### What the exercise asks:
Filter the listing so that only lines with the word "donc" remain.

### Given data:
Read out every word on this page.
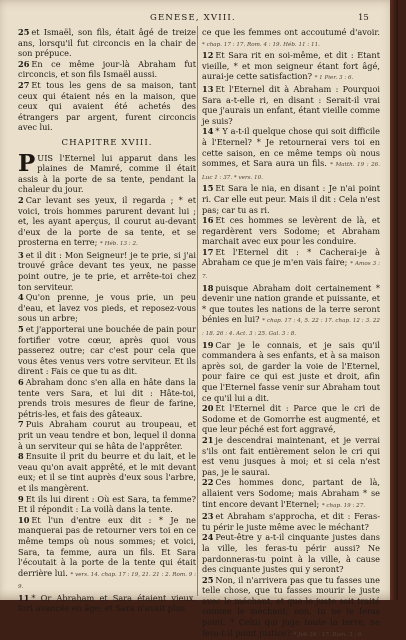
GENESE, XVIII.	15

25 et Ismaël, son fils, était âgé de treize ans, lorsqu'il fut circoncis en la chair de son prépuce.

26 En ce même jour-là Abraham fut circoncis, et son fils Ismaël aussi.

27 Et tous les gens de sa maison, tant ceux qui étaient nés en la maison, que ceux qui avaient été achetés des étrangers par argent, furent circoncis avec lui.

CHAPITRE XVIII.

PUIS l'Eternel lui apparut dans les plaines de Mamré, comme il était assis à la porte de sa tente, pendant la chaleur du jour.

2 Car levant ses yeux, il regarda ; * et voici, trois hommes parurent devant lui ; et, les ayant aperçus, il courut au-devant d'eux de la porte de sa tente, et se prosterna en terre; * Héb. 13 : 2.

3 et il dit : Mon Seigneur! je te prie, si j'ai trouvé grâce devant tes yeux, ne passe point outre, je te prie, et arrête-toi chez ton serviteur.

4 Qu'on prenne, je vous prie, un peu d'eau, et lavez vos pieds, et reposez-vous sous un arbre;

5 et j'apporterai une bouchée de pain pour fortifier votre cœur, après quoi vous passerez outre; car c'est pour cela que vous êtes venus vers votre serviteur. Et ils dirent : Fais ce que tu as dit.

6 Abraham donc s'en alla en hâte dans la tente vers Sara, et lui dit : Hâte-toi, prends trois mesures de fleur de farine, pétris-les, et fais des gâteaux.

7 Puis Abraham courut au troupeau, et prit un veau tendre et bon, lequel il donna à un serviteur qui se hâta de l'apprêter.

8 Ensuite il prit du beurre et du lait, et le veau qu'on avait apprêté, et le mit devant eux; et il se tint auprès d'eux sous l'arbre, et ils mangèrent.

9 Et ils lui dirent : Où est Sara, ta femme? Et il répondit : La voilà dans la tente.

10 Et l'un d'entre eux dit : * Je ne manquerai pas de retourner vers toi en ce même temps où nous sommes; et voici, Sara, ta femme, aura un fils. Et Sara l'écoutait à la porte de la tente qui était derrière lui. * vers. 14. chap. 17 : 19, 21. 21 : 2. Rom. 9 : 9.

11 * Or Abraham et Sara étaient vieux, fort avancés en âge; et Sara n'avait plus

ce que les femmes ont accoutumé d'avoir. * chap. 17 : 17. Rom. 4 : 19. Héb. 11 : 11.

12 Et Sara rit en soi-même, et dit : Etant vieille, * et mon seigneur étant fort âgé, aurai-je cette satisfaction? * 1 Pier. 3 : 6.

13 Et l'Eternel dit à Abraham : Pourquoi Sara a-t-elle ri, en disant : Serait-il vrai que j'aurais un enfant, étant vieille comme je suis?

14 * Y a-t-il quelque chose qui soit difficile à l'Eternel? * Je retournerai vers toi en cette saison, en ce même temps où nous sommes, et Sara aura un fils. * Matth. 19 : 26. Luc 1 : 37. * vers. 10.

15 Et Sara le nia, en disant : Je n'ai point ri. Car elle eut peur. Mais il dit : Cela n'est pas; car tu as ri.

16 Et ces hommes se levèrent de là, et regardèrent vers Sodome; et Abraham marchait avec eux pour les conduire.

17 Et l'Eternel dit : * Cacherai-je à Abraham ce que je m'en vais faire; * Amos 3 : 7.

18 puisque Abraham doit certainement * devenir une nation grande et puissante, et * que toutes les nations de la terre seront bénies en lui? * chap. 17 : 4, 5. 22 : 17. chap. 12 : 3. 22 : 18. 26 : 4. Act. 3 : 25. Gal. 3 : 8.

19 Car je le connais, et je sais qu'il commandera à ses enfants, et à sa maison après soi, de garder la voie de l'Eternel, pour faire ce qui est juste et droit, afin que l'Eternel fasse venir sur Abraham tout ce qu'il lui a dit.

20 Et l'Eternel dit : Parce que le cri de Sodome et de Gomorrhe est augmenté, et que leur péché est fort aggravé,

21 je descendrai maintenant, et je verrai s'ils ont fait entièrement selon le cri qui est venu jusques à moi; et si cela n'est pas, je le saurai.

22 Ces hommes donc, partant de là, allaient vers Sodome; mais Abraham * se tint encore devant l'Eternel; * chap. 19 : 27.

23 et Abraham s'approcha, et dit : Feras-tu périr le juste même avec le méchant?

24 Peut-être y a-t-il cinquante justes dans la ville, les feras-tu périr aussi? Ne pardonneras-tu point à la ville, à cause des cinquante justes qui y seront?

25 Non, il n'arrivera pas que tu fasses une telle chose, que tu fasses mourir le juste avec le méchant, et que le juste soit traité comme le méchant; non, tu ne le feras point. * Celui qui juge toute la terre, ne fera-t-il point justice? * Job 34 : 17. Rom. 3 : 6.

### Answer to this exercise:
6 Abraham donc s'en alla en hâte dans la tente vers Sara, et lui dit : Hâte-toi, prends trois mesures de fleur de farine, pétris-les, et fais des gâteaux.
22 Ces hommes donc, partant de là, allaient vers Sodome; mais Abraham * se tint encore devant l'Eternel; * chap. 19 : 27.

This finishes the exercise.